> [What you have to do]
State only the count of lines in the listing below that hold "photos".

> [Working data]
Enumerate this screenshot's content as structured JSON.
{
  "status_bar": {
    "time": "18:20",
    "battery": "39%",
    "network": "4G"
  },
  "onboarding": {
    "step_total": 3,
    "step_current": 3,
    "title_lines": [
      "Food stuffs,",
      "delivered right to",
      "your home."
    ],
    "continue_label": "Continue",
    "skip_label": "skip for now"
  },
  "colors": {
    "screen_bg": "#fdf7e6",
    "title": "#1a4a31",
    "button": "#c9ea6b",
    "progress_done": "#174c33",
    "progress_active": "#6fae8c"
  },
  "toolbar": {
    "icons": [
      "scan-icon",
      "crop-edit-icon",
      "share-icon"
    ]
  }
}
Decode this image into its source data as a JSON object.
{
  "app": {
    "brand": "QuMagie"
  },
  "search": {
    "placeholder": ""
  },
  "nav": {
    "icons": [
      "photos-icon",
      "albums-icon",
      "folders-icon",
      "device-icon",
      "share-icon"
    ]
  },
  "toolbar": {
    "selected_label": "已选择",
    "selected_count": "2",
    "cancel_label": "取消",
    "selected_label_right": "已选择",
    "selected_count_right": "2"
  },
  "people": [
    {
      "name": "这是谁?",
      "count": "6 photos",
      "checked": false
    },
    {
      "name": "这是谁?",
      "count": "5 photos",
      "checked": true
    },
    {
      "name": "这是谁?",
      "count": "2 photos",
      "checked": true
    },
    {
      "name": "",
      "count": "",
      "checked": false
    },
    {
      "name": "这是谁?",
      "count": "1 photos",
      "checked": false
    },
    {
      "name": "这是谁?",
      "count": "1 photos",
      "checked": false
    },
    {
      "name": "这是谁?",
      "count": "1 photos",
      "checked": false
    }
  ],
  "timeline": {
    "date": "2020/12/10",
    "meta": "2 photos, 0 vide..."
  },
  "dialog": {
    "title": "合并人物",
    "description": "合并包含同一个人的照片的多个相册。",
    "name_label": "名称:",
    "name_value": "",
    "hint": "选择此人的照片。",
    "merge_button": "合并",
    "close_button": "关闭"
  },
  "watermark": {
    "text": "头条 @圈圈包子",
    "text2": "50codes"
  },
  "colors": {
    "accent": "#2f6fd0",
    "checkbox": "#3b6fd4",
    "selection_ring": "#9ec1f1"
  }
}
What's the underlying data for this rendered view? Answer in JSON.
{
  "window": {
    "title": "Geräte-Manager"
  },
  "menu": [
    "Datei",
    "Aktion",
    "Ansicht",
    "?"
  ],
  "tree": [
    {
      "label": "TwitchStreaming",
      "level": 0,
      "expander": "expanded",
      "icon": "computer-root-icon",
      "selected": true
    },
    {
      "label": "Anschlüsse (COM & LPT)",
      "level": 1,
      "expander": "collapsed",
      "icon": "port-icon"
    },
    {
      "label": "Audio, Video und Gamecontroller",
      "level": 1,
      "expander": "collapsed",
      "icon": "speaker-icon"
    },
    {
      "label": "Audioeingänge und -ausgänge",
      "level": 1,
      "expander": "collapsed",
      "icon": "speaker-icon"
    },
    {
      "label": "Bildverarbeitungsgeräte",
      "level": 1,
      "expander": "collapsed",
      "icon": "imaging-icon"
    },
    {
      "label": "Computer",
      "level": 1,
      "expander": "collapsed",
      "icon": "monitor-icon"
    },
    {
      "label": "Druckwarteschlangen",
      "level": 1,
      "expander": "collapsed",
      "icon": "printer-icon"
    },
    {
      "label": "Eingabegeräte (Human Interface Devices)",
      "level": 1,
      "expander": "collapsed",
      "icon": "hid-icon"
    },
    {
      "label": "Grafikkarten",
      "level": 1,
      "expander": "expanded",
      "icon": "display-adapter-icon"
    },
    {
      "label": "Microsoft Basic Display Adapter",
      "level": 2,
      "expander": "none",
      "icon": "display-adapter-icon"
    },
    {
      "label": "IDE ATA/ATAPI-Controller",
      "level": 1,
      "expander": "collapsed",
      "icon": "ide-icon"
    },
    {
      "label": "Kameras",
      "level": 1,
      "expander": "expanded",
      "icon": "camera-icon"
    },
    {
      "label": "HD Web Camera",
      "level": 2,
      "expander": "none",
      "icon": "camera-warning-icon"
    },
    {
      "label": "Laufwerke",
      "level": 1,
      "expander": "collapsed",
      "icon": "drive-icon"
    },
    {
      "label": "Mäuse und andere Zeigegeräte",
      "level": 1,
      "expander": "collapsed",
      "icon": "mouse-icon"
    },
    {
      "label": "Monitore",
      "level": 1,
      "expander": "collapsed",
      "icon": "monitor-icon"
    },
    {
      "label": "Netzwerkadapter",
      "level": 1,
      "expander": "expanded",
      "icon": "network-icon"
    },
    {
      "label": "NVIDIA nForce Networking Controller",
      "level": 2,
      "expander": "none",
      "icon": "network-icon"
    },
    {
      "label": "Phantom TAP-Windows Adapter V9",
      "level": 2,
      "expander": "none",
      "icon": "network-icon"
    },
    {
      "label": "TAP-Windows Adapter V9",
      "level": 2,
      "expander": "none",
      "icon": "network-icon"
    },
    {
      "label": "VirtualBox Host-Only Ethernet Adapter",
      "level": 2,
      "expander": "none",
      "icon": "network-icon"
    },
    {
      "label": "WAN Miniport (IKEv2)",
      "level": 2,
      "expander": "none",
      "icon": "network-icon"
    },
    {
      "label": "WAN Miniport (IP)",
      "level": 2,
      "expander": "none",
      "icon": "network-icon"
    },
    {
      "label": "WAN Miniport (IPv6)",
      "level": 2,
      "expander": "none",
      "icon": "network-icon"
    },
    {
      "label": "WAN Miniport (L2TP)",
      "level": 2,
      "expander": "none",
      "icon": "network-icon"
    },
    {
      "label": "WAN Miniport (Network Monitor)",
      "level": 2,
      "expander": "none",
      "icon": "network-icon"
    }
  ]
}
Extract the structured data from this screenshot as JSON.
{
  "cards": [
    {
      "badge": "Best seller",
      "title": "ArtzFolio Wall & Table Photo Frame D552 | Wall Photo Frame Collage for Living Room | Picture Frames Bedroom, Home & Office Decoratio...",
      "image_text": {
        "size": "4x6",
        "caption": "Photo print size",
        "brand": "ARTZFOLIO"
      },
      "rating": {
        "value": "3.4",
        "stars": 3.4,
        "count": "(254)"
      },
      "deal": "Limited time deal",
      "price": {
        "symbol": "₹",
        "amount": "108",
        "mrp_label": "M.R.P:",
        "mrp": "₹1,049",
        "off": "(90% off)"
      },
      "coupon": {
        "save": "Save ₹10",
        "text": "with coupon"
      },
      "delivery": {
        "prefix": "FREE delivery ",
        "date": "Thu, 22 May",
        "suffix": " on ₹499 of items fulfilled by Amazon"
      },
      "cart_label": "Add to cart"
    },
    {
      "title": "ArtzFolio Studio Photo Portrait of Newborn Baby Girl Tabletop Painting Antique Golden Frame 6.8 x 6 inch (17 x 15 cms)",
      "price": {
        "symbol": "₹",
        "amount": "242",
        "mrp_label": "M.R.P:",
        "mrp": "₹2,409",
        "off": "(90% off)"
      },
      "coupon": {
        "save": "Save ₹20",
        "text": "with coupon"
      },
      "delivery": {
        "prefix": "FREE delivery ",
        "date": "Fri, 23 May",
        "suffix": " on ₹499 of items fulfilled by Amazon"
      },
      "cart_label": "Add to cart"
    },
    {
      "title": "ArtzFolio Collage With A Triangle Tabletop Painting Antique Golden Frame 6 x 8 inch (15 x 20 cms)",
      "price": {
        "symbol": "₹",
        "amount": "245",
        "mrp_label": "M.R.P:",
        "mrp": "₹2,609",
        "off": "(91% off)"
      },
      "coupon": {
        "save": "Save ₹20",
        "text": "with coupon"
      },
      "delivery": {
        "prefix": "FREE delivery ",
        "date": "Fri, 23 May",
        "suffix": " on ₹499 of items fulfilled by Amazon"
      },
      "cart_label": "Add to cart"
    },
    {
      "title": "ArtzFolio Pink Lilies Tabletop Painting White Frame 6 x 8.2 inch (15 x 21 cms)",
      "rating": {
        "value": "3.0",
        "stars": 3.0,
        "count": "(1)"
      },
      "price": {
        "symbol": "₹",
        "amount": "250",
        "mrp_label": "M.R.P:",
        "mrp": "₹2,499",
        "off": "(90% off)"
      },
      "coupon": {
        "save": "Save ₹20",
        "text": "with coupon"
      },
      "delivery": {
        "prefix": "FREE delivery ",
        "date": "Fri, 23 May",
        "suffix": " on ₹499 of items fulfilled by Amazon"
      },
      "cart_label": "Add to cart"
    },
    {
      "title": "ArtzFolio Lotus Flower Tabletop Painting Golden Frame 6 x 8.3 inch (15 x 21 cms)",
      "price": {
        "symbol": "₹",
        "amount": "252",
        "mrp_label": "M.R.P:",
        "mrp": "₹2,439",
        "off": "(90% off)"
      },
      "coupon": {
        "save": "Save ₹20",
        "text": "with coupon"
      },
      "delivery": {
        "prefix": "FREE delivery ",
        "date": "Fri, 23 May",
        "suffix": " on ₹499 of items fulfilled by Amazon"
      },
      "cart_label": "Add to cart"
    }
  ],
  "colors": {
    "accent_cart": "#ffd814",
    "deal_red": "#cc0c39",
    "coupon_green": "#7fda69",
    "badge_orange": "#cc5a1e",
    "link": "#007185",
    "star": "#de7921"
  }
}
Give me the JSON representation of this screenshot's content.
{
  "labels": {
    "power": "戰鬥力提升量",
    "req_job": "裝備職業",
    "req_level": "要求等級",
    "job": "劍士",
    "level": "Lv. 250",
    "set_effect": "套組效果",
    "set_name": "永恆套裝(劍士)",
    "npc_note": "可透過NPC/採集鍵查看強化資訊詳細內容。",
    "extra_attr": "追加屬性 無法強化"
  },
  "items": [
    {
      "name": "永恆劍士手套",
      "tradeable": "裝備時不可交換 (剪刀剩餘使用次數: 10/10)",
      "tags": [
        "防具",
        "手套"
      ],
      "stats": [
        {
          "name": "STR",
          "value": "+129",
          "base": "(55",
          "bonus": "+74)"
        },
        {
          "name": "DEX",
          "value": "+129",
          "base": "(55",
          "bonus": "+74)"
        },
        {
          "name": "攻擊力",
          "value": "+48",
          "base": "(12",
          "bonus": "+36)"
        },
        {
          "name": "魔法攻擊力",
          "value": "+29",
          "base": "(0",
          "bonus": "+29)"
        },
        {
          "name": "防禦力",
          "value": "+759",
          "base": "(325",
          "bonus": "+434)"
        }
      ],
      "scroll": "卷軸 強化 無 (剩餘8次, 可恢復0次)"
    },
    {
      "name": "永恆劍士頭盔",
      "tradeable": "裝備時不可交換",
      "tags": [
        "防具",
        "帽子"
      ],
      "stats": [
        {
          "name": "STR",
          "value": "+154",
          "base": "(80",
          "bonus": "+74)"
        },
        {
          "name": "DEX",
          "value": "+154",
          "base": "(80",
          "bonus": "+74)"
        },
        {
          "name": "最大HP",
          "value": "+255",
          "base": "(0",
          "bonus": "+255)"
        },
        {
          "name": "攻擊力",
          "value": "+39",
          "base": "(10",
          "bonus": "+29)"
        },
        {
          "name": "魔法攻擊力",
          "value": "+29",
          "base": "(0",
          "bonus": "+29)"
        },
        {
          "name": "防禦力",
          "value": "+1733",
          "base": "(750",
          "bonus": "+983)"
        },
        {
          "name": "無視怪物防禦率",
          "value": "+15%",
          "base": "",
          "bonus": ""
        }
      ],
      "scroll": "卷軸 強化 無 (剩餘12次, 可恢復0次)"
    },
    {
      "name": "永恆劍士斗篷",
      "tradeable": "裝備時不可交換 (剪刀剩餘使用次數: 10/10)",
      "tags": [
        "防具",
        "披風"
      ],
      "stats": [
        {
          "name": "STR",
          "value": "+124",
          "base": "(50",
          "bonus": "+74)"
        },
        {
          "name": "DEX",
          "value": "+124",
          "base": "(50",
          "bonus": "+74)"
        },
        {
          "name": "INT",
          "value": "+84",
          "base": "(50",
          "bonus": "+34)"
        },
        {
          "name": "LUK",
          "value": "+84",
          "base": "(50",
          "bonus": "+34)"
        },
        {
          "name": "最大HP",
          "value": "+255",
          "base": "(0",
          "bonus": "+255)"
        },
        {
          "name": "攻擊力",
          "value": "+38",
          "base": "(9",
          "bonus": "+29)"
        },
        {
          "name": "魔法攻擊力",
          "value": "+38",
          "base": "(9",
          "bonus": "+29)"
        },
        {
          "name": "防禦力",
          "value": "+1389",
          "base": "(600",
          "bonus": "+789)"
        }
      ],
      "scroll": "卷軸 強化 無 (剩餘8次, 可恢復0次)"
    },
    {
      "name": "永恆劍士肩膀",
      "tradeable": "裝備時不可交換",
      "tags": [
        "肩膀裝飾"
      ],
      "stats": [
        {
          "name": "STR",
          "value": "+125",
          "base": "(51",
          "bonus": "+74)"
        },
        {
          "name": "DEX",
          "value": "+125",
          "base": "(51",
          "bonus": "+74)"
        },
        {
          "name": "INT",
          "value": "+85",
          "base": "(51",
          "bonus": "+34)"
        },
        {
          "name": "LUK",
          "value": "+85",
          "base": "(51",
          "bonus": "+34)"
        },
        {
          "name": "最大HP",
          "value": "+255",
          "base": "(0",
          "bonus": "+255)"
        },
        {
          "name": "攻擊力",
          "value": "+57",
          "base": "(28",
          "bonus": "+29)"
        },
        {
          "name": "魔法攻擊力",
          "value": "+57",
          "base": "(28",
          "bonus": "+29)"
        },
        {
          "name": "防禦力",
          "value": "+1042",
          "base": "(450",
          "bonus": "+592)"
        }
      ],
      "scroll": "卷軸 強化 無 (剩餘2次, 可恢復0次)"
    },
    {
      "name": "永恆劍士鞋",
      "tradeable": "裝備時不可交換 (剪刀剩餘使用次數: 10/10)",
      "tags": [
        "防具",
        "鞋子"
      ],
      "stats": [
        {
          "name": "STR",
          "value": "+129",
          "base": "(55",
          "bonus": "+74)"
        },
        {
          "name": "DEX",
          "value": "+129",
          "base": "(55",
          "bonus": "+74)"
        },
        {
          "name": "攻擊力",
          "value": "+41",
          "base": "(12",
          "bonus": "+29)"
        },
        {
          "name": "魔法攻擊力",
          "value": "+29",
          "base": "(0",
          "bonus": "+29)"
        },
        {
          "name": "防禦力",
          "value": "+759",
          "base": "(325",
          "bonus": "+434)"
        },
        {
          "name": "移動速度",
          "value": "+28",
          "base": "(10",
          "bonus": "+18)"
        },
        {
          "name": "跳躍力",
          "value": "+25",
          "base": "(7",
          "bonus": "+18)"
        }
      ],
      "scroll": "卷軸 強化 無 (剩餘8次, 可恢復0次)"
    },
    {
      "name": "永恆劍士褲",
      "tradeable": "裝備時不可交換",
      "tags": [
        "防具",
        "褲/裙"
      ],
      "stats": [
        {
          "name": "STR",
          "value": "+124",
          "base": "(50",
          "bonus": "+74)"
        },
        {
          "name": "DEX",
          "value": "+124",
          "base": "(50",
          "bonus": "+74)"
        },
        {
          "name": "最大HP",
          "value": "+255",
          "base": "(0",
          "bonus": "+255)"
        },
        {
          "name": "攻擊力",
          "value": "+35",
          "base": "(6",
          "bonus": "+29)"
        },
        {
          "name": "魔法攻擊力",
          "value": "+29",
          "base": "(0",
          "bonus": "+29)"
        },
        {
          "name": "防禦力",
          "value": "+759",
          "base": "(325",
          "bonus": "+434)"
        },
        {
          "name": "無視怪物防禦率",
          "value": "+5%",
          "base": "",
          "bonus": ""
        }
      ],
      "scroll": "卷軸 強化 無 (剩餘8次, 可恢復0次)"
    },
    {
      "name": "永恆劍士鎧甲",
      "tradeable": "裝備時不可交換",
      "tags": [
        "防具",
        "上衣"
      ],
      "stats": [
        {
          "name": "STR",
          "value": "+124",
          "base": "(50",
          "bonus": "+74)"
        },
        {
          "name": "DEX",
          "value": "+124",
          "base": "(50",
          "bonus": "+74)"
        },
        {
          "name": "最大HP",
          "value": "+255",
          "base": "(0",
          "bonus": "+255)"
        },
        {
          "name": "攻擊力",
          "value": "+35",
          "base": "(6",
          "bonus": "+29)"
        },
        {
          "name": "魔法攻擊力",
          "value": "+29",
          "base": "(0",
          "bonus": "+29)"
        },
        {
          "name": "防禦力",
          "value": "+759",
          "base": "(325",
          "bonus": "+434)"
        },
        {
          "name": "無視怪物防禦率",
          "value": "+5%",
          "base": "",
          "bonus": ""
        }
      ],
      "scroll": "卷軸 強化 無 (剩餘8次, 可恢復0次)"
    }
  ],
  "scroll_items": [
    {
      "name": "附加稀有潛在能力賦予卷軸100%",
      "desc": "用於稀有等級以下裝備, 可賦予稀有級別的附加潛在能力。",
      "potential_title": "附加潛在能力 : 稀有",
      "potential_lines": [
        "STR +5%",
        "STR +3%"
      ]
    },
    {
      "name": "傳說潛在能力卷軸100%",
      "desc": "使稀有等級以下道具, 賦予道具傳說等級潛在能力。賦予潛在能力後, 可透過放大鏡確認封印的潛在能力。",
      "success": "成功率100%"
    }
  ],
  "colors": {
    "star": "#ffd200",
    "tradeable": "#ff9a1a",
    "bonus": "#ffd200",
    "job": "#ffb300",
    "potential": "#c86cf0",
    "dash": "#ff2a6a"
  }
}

> [Complete response]
8